Gather all lines with the word "name" in them.

Records from a data collection
>> START

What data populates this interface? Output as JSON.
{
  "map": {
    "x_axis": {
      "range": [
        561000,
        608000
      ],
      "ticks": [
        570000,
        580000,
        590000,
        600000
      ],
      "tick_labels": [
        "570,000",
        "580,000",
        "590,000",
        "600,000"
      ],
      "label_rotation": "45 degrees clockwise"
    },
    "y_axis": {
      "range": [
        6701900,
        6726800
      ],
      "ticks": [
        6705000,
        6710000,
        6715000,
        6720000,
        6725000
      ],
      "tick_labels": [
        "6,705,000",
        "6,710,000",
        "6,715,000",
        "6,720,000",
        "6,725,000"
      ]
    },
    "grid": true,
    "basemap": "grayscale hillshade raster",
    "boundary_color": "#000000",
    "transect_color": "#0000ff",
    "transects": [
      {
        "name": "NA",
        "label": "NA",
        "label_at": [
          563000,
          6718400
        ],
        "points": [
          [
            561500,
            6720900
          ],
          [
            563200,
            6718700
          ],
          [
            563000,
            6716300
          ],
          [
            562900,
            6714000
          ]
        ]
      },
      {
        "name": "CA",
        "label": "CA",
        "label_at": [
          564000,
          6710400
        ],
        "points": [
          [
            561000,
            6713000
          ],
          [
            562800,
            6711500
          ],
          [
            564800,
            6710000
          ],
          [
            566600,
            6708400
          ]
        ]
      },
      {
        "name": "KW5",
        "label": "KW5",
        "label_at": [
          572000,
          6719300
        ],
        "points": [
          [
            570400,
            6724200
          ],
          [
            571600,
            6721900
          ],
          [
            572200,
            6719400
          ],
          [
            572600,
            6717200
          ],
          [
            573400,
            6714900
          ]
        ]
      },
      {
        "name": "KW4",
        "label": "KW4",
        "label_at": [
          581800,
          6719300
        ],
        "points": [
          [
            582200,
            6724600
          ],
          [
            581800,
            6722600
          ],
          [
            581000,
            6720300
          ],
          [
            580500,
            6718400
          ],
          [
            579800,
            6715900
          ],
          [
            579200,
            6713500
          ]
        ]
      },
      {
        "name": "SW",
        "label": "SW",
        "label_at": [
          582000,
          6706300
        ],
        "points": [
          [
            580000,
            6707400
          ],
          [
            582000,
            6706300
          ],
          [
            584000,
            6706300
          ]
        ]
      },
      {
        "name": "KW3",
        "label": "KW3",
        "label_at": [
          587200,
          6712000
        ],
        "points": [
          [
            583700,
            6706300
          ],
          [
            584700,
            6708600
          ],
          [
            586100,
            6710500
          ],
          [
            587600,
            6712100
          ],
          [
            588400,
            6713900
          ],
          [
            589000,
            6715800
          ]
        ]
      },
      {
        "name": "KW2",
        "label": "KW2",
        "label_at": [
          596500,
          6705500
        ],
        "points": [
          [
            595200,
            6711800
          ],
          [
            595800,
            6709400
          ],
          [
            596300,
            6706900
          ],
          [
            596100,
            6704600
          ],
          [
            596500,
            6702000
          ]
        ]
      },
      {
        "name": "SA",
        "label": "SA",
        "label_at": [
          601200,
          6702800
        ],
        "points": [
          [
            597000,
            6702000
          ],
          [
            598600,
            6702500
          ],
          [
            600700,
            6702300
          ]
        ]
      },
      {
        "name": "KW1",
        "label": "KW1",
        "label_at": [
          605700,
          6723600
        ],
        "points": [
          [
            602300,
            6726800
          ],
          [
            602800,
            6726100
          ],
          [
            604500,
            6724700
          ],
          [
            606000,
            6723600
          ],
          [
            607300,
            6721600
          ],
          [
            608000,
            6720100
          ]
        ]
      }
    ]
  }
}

>> END

■ Result for this exercise:
        "name": "NA",
        "name": "CA",
        "name": "KW5",
        "name": "KW4",
        "name": "SW",
        "name": "KW3",
        "name": "KW2",
        "name": "SA",
        "name": "KW1",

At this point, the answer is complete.